(Stored items from a collection)
━━━

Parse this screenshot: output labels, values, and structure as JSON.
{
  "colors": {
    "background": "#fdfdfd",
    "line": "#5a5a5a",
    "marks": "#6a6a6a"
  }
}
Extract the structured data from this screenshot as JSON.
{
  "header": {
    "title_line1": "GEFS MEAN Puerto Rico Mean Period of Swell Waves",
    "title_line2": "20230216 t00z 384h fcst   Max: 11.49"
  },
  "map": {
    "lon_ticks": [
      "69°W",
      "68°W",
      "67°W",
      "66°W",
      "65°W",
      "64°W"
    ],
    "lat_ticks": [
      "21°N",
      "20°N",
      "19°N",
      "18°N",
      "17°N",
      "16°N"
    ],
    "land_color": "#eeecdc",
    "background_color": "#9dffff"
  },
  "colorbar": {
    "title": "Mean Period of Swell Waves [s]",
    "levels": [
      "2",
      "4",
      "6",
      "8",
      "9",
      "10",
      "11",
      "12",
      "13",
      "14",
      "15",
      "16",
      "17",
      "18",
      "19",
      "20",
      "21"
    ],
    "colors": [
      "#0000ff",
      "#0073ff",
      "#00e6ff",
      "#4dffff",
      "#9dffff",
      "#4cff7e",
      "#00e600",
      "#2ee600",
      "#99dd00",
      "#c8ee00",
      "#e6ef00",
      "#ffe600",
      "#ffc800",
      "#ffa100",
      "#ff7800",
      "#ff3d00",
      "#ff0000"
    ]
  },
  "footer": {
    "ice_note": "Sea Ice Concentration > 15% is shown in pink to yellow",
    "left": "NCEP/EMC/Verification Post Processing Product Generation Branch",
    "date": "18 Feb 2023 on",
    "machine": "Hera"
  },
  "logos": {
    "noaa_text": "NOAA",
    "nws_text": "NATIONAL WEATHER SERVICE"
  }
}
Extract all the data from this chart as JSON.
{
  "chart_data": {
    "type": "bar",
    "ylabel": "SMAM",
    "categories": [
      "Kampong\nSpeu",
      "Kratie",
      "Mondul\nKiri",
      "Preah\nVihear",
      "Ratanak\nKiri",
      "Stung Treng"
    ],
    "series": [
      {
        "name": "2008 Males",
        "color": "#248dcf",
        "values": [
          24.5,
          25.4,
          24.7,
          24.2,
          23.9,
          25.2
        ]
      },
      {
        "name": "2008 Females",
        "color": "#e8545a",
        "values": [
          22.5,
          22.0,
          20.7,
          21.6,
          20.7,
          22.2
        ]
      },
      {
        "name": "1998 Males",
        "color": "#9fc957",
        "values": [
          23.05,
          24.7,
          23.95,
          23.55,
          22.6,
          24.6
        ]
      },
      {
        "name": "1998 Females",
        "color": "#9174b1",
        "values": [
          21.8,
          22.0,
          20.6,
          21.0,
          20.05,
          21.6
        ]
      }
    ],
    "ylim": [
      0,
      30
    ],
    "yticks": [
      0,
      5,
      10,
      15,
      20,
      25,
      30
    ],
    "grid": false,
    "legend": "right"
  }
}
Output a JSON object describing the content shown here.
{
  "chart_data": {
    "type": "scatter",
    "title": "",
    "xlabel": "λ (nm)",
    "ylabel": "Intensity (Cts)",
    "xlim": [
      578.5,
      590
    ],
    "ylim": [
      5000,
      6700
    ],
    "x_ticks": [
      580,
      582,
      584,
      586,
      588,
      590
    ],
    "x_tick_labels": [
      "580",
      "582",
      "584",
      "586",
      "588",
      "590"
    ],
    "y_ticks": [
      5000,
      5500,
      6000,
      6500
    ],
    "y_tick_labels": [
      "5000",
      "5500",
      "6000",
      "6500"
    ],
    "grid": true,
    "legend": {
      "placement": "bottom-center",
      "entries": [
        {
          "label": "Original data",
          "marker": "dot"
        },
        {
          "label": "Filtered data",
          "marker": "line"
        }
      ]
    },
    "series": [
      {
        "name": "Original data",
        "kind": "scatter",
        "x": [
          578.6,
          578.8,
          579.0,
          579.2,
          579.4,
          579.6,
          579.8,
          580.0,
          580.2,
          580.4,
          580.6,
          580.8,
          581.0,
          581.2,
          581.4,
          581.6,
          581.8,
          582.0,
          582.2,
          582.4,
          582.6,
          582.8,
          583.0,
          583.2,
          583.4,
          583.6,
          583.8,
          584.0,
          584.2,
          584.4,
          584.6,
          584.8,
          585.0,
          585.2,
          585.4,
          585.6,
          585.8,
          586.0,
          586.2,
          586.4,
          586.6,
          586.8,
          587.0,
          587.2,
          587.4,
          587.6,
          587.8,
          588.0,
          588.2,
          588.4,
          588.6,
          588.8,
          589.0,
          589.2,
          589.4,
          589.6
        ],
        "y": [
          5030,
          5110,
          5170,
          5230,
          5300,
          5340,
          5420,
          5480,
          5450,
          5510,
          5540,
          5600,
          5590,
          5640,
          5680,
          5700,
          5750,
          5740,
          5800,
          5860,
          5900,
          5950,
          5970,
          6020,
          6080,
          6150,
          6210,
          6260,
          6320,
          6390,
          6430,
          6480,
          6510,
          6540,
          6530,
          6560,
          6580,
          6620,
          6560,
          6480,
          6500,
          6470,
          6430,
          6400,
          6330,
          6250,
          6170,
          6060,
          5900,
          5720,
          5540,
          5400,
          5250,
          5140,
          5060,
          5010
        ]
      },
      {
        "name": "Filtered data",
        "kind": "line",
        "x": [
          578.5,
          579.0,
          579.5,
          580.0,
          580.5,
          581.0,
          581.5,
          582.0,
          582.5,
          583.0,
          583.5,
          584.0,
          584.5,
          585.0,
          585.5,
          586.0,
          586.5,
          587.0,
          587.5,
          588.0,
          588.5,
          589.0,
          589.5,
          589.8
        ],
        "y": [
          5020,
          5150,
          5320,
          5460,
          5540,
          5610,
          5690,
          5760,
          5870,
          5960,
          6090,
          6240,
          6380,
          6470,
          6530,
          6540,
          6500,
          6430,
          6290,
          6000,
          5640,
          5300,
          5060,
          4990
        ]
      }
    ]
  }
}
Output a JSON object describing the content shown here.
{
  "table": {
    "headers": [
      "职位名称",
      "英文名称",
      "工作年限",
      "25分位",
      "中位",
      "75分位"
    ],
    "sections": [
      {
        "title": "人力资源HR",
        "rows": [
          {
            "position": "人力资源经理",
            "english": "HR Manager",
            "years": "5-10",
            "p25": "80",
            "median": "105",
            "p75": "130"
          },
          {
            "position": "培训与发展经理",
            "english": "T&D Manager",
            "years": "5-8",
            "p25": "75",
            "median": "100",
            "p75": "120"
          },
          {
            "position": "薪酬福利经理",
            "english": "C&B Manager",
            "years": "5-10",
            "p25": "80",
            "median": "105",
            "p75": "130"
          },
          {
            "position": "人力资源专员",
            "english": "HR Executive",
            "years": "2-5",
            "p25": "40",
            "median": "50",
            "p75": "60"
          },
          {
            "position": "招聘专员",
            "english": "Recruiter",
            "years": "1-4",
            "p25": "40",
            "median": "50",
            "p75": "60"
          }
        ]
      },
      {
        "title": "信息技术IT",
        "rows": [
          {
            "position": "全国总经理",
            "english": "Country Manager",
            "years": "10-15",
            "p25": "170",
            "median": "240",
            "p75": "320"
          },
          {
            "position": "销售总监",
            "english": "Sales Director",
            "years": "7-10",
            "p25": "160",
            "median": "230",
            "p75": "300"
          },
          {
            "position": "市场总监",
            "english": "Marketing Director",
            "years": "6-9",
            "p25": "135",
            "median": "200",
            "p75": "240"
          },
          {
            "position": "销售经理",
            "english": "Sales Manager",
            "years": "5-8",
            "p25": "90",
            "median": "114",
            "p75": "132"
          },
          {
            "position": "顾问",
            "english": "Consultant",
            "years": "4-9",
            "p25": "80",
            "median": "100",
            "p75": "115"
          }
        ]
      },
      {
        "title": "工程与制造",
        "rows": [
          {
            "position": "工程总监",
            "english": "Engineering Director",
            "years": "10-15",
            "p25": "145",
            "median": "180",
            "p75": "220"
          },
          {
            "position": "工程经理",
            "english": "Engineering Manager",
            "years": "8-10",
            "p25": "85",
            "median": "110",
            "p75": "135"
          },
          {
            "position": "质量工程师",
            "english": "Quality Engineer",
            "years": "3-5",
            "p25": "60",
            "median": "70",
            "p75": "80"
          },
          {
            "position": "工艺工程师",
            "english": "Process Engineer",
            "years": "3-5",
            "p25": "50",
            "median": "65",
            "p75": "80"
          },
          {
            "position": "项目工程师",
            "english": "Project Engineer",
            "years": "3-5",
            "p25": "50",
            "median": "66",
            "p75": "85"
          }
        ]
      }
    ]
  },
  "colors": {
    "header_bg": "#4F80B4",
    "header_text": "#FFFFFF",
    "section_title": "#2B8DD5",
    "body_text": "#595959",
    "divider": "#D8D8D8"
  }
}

━━━

What you have to do: What is the number of lines in this listing that contain the word "Filtered"? Answer with that number and nothing else.

Reply: 2